RECORDS FOR THIS EXERCISE -
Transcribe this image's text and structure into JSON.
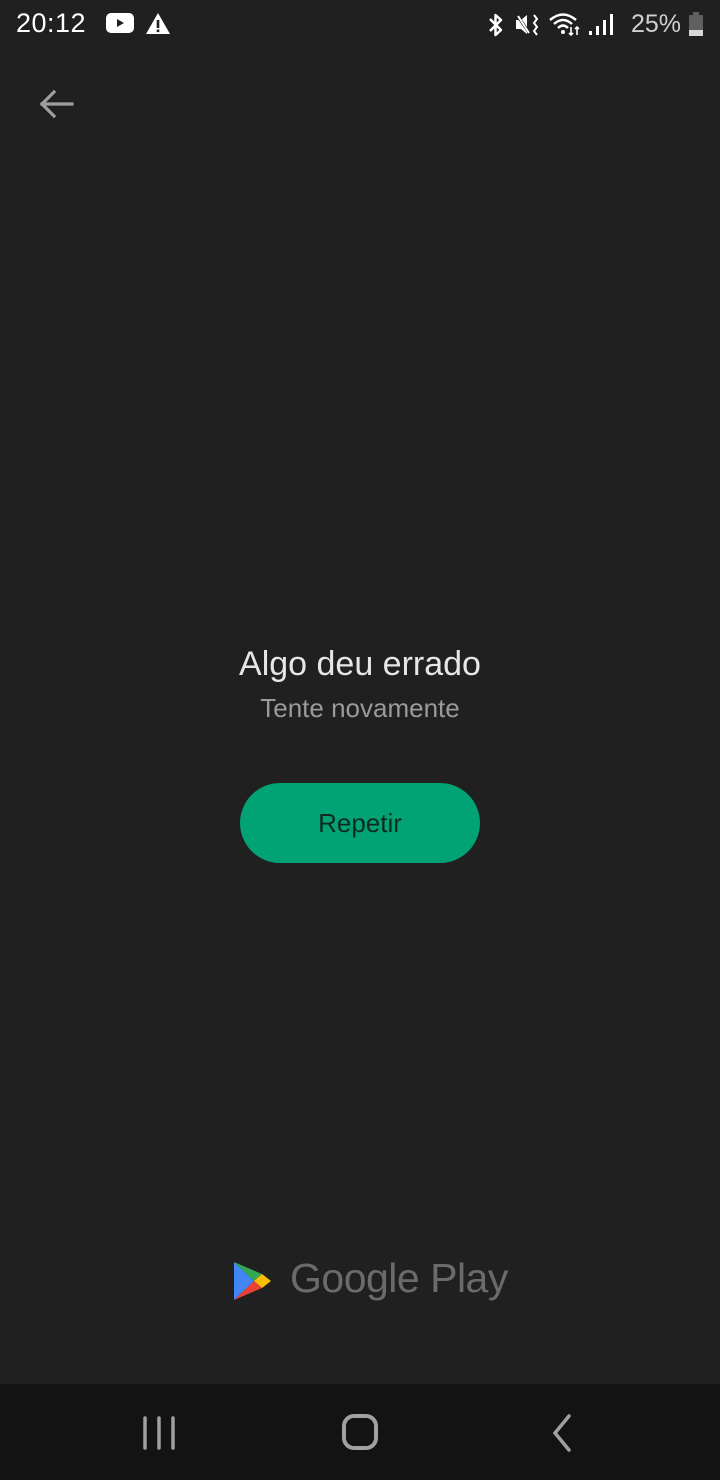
{
  "status_bar": {
    "time": "20:12",
    "left_icons": [
      "youtube-icon",
      "warning-icon"
    ],
    "right_icons": [
      "bluetooth-icon",
      "mute-vibrate-icon",
      "wifi-icon",
      "signal-icon",
      "battery-icon"
    ],
    "battery_percent": "25%",
    "battery_level": 0.25
  },
  "toolbar": {
    "back_icon": "arrow-left-icon"
  },
  "error": {
    "title": "Algo deu errado",
    "subtitle": "Tente novamente",
    "retry_label": "Repetir"
  },
  "branding": {
    "logo_text": "Google Play"
  },
  "nav_bar": {
    "buttons": [
      "recents",
      "home",
      "back"
    ]
  },
  "colors": {
    "background": "#202020",
    "accent": "#01a274",
    "nav_bg": "#131313"
  }
}
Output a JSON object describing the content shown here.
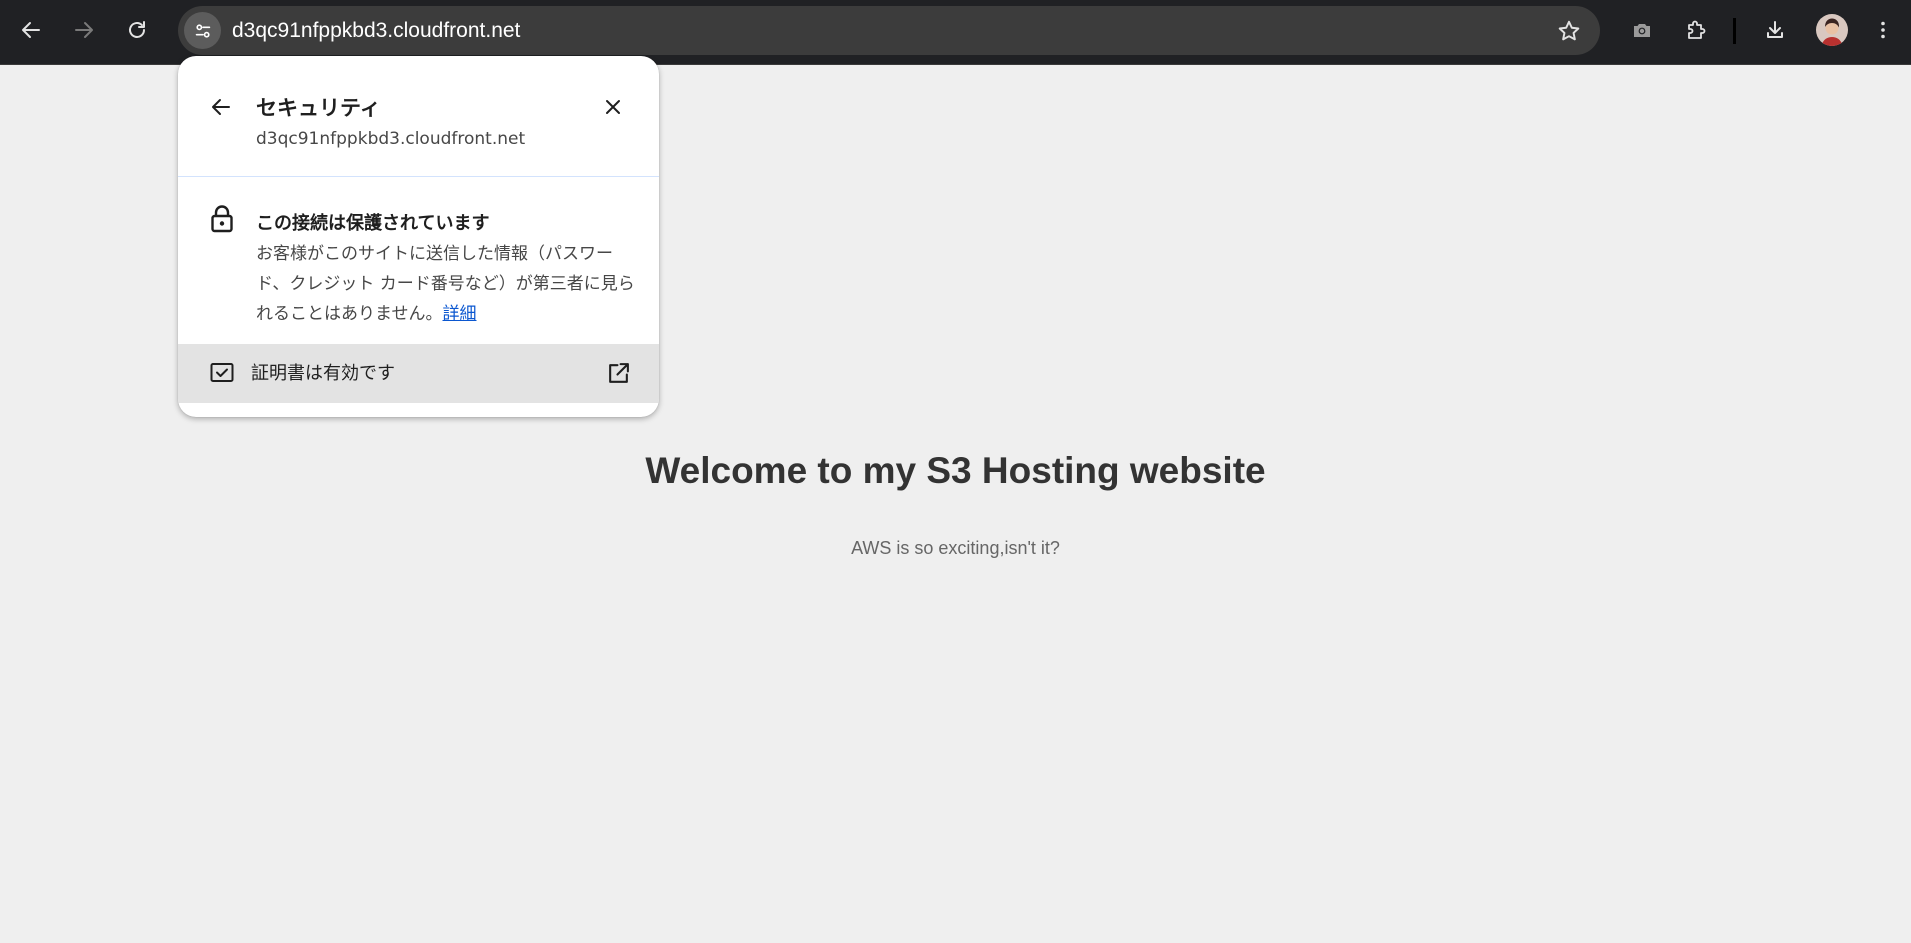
{
  "browser": {
    "url": "d3qc91nfppkbd3.cloudfront.net",
    "icons": {
      "back": "arrow-left-icon",
      "forward": "arrow-right-icon",
      "reload": "reload-icon",
      "site_info": "tune-icon",
      "bookmark": "star-icon",
      "screenshot": "camera-icon",
      "extensions": "puzzle-icon",
      "downloads": "download-icon",
      "menu": "kebab-menu-icon"
    },
    "colors": {
      "toolbar_bg": "#202124",
      "omnibox_bg": "#3c3c3c",
      "icon_active": "#e3e3e3",
      "icon_disabled": "#7a7a7a"
    }
  },
  "popup": {
    "title": "セキュリティ",
    "subtitle": "d3qc91nfppkbd3.cloudfront.net",
    "connection_title": "この接続は保護されています",
    "connection_desc": "お客様がこのサイトに送信した情報（パスワード、クレジット カード番号など）が第三者に見られることはありません。",
    "details_link": "詳細",
    "certificate_label": "証明書は有効です",
    "colors": {
      "link": "#0b57d0",
      "cert_row_bg": "#e3e3e3"
    }
  },
  "page": {
    "heading": "Welcome to my S3 Hosting website",
    "text": "AWS is so exciting,isn't it?",
    "colors": {
      "background": "#efefef",
      "heading": "#333333",
      "text": "#666666"
    }
  }
}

WHAT YOU SHOULD DO - Check each line of the records for the word "heading", and show the lines that contain it.

RESULT BELOW -
    "heading": "Welcome to my S3 Hosting website",
      "heading": "#333333",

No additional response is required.